+++ Provided entries

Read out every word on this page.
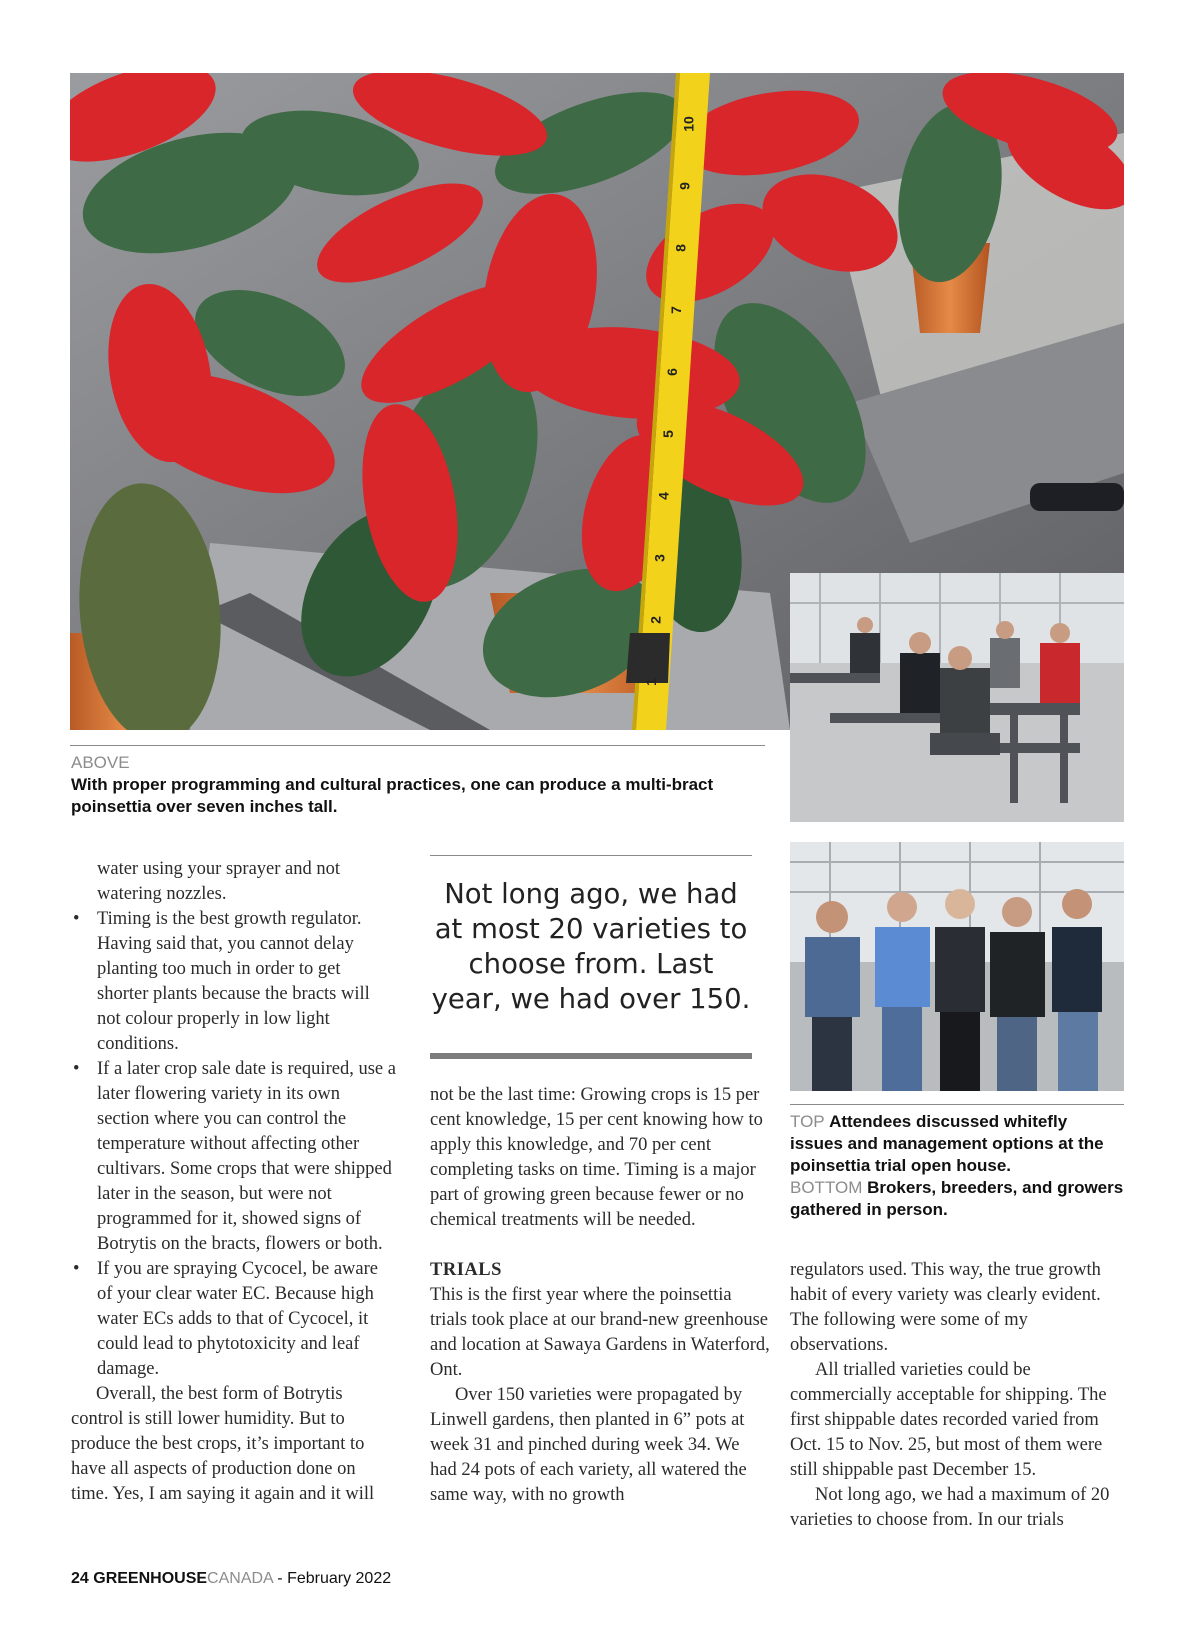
1
2
3
4
5
6
7
8
9
10
ABOVE
With proper programming and cultural practices, one can produce a multi-bract
poinsettia over seven inches tall.
TOP Attendees discussed whitefly issues and management options at the poinsettia trial open house.
BOTTOM Brokers, breeders, and growers gathered in person.

water using your sprayer and not watering nozzles.

• Timing is the best growth regulator. Having said that, you cannot delay planting too much in order to get shorter plants because the bracts will not colour properly in low light conditions.
• If a later crop sale date is required, use a later flowering variety in its own section where you can control the temperature without affecting other cultivars. Some crops that were shipped later in the season, but were not programmed for it, showed signs of Botrytis on the bracts, flowers or both.
• If you are spraying Cycocel, be aware of your clear water EC. Because high water ECs adds to that of Cycocel, it could lead to phytotoxicity and leaf damage.

Overall, the best form of Botrytis control is still lower humidity. But to produce the best crops, it’s important to have all aspects of production done on time. Yes, I am saying it again and it will

Not long ago, we had at most 20 varieties to choose from. Last year, we had over 150.

not be the last time: Growing crops is 15 per cent knowledge, 15 per cent knowing how to apply this knowledge, and 70 per cent completing tasks on time. Timing is a major part of growing green because fewer or no chemical treatments will be needed.

TRIALS

This is the first year where the poinsettia trials took place at our brand-new greenhouse and location at Sawaya Gardens in Waterford, Ont.

Over 150 varieties were propagated by Linwell gardens, then planted in 6” pots at week 31 and pinched during week 34. We had 24 pots of each variety, all watered the same way, with no growth

regulators used. This way, the true growth habit of every variety was clearly evident. The following were some of my observations.

All trialled varieties could be commercially acceptable for shipping. The first shippable dates recorded varied from Oct. 15 to Nov. 25, but most of them were still shippable past December 15.

Not long ago, we had a maximum of 20 varieties to choose from. In our trials

24 GREENHOUSECANADA - February 2022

++++++

**Exercise goal**. Go through the material and copy out every line with "year" in it.

**Solution**.
Not long ago, we had at most 20 varieties to choose from. Last year, we had over 150.
This is the first year where the poinsettia trials took place at our brand-new greenhouse and location at Sawaya Gardens in Waterford, Ont.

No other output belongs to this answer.